[Extracted data entries]

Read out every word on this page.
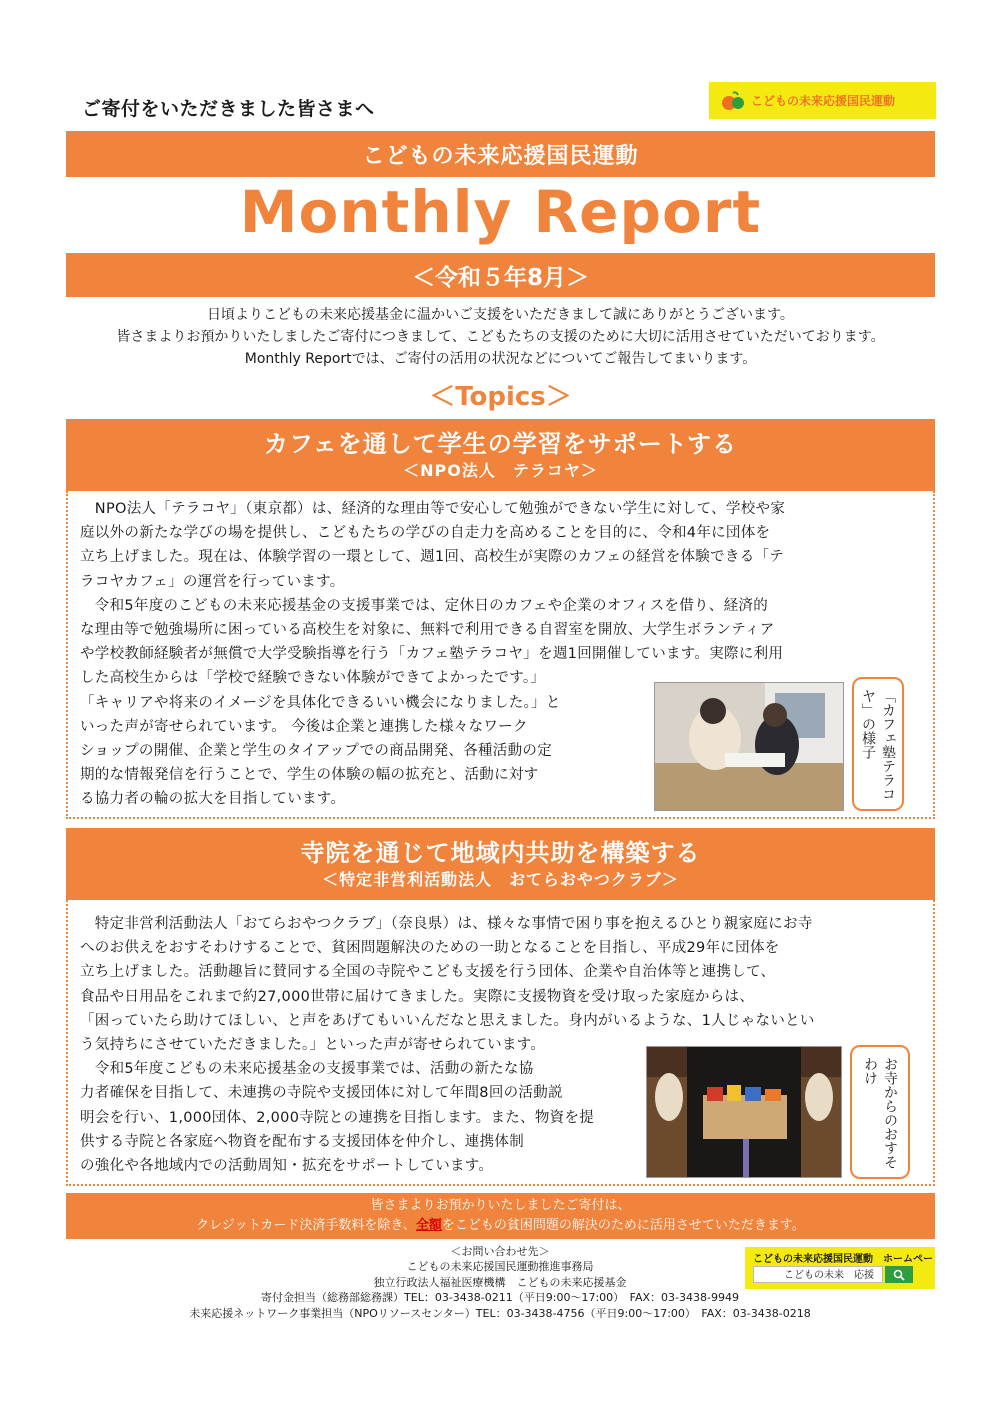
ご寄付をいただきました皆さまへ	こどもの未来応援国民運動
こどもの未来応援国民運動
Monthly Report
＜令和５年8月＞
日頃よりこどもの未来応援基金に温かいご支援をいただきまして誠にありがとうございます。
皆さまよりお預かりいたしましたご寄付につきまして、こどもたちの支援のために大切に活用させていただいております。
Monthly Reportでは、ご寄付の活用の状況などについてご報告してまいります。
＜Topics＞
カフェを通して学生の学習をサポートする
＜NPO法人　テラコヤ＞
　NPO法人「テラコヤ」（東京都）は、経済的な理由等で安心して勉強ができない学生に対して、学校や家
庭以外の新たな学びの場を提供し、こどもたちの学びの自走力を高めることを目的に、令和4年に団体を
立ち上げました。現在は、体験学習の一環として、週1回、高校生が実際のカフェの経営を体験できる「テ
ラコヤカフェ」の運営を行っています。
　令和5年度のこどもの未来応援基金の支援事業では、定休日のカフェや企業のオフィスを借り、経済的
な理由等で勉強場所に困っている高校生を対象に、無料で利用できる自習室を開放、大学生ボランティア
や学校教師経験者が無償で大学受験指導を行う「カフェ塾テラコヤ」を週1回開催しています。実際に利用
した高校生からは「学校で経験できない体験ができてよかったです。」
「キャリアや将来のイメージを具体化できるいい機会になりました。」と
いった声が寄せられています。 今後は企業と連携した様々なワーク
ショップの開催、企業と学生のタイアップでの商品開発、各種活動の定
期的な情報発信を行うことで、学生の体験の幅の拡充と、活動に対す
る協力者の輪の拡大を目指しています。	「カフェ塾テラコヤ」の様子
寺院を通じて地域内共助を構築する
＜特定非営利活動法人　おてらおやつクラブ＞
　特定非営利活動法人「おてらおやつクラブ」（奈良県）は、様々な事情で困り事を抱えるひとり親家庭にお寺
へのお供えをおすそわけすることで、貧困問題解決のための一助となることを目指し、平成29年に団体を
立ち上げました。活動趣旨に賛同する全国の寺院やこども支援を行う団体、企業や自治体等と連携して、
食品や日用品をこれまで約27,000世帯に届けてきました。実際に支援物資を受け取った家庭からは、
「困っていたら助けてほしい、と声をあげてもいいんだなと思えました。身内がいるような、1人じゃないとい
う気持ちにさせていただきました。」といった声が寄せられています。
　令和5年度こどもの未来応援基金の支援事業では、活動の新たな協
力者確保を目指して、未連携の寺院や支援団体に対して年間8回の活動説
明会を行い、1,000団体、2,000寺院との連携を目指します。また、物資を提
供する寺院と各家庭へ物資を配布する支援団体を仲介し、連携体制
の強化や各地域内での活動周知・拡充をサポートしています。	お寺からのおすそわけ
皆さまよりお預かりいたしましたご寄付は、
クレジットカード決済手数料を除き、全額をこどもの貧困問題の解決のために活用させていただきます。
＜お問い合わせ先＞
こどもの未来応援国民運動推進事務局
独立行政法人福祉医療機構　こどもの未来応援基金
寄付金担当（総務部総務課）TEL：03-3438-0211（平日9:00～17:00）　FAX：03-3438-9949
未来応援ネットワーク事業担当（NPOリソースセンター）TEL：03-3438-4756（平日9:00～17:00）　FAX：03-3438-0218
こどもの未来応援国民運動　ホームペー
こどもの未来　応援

* **Written instruction**
Identify lines with the string "立ち上げました". Copy each one.

* **Finished exercise**
立ち上げました。現在は、体験学習の一環として、週1回、高校生が実際のカフェの経営を体験できる「テ
立ち上げました。活動趣旨に賛同する全国の寺院やこども支援を行う団体、企業や自治体等と連携して、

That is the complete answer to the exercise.